◆ YOUR TASK ◆
Below are some entries; can you quote all of them exactly?

::::

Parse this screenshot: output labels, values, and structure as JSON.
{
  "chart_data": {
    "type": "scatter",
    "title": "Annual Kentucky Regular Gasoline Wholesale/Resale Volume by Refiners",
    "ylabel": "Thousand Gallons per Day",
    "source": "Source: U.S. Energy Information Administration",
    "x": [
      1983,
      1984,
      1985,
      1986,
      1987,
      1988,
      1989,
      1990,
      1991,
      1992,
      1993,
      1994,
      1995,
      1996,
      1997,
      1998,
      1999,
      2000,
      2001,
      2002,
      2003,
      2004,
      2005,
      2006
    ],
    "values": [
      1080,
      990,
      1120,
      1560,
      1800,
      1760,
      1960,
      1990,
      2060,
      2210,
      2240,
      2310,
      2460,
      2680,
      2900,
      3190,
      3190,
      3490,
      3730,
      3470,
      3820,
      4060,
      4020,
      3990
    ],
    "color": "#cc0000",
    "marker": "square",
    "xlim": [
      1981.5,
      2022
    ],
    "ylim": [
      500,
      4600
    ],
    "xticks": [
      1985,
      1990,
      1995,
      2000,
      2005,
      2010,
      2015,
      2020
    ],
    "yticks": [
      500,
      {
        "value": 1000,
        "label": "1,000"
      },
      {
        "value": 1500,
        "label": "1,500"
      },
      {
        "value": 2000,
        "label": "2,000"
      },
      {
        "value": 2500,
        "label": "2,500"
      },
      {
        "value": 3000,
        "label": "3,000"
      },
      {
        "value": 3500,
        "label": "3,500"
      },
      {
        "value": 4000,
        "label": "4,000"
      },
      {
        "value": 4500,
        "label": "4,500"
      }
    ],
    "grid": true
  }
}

::::

◆ EXERCISE RESULT ◆
Parse this screenshot: output labels, values, and structure as JSON.
{
  "chart_data": {
    "type": "scatter",
    "title": "Annual Kentucky Regular Gasoline Wholesale/Resale Volume by Refiners",
    "ylabel": "Thousand Gallons per Day",
    "source": "Source: U.S. Energy Information Administration",
    "x": [
      1983,
      1984,
      1985,
      1986,
      1987,
      1988,
      1989,
      1990,
      1991,
      1992,
      1993,
      1994,
      1995,
      1996,
      1997,
      1998,
      1999,
      2000,
      2001,
      2002,
      2003,
      2004,
      2005,
      2006
    ],
    "values": [
      1080,
      990,
      1120,
      1560,
      1800,
      1760,
      1960,
      1990,
      2060,
      2210,
      2240,
      2310,
      2460,
      2680,
      2900,
      3190,
      3190,
      3490,
      3730,
      3470,
      3820,
      4060,
      4020,
      3990
    ],
    "color": "#cc0000",
    "marker": "square",
    "xlim": [
      1981.5,
      2022
    ],
    "ylim": [
      500,
      4600
    ],
    "xticks": [
      1985,
      1990,
      1995,
      2000,
      2005,
      2010,
      2015,
      2020
    ],
    "yticks": [
      500,
      {
        "value": 1000,
        "label": "1,000"
      },
      {
        "value": 1500,
        "label": "1,500"
      },
      {
        "value": 2000,
        "label": "2,000"
      },
      {
        "value": 2500,
        "label": "2,500"
      },
      {
        "value": 3000,
        "label": "3,000"
      },
      {
        "value": 3500,
        "label": "3,500"
      },
      {
        "value": 4000,
        "label": "4,000"
      },
      {
        "value": 4500,
        "label": "4,500"
      }
    ],
    "grid": true
  }
}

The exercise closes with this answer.